====== AVAILABLE RECORDS

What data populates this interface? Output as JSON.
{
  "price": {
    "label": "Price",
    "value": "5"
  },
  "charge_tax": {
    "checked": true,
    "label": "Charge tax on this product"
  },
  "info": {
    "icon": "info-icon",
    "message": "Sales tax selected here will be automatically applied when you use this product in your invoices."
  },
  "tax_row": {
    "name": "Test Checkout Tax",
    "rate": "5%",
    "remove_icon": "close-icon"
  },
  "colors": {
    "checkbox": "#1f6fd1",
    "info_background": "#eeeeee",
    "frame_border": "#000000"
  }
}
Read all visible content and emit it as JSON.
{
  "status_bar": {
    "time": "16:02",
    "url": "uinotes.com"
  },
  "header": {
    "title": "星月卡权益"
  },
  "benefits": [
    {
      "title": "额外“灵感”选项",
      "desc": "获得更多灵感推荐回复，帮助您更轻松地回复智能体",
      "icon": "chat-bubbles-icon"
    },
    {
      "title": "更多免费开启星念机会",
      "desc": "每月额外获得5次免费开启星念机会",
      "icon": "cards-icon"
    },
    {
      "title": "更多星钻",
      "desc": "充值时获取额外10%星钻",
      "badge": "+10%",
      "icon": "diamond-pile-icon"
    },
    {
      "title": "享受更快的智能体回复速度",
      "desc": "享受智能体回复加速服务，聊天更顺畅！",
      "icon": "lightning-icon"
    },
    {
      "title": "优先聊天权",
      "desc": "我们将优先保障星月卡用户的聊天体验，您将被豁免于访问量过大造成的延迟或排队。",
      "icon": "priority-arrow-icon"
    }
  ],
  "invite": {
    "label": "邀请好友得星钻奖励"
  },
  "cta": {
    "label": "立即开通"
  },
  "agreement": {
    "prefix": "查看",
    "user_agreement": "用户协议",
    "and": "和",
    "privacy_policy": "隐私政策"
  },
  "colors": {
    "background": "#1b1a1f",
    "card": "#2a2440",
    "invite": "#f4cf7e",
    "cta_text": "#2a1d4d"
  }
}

============

**TO BE DONE**. Select the lines in this material that hold the word "JSON", leaving none out.

**TASK OUTPUT**.
What data populates this interface? Output as JSON.
Read all visible content and emit it as JSON.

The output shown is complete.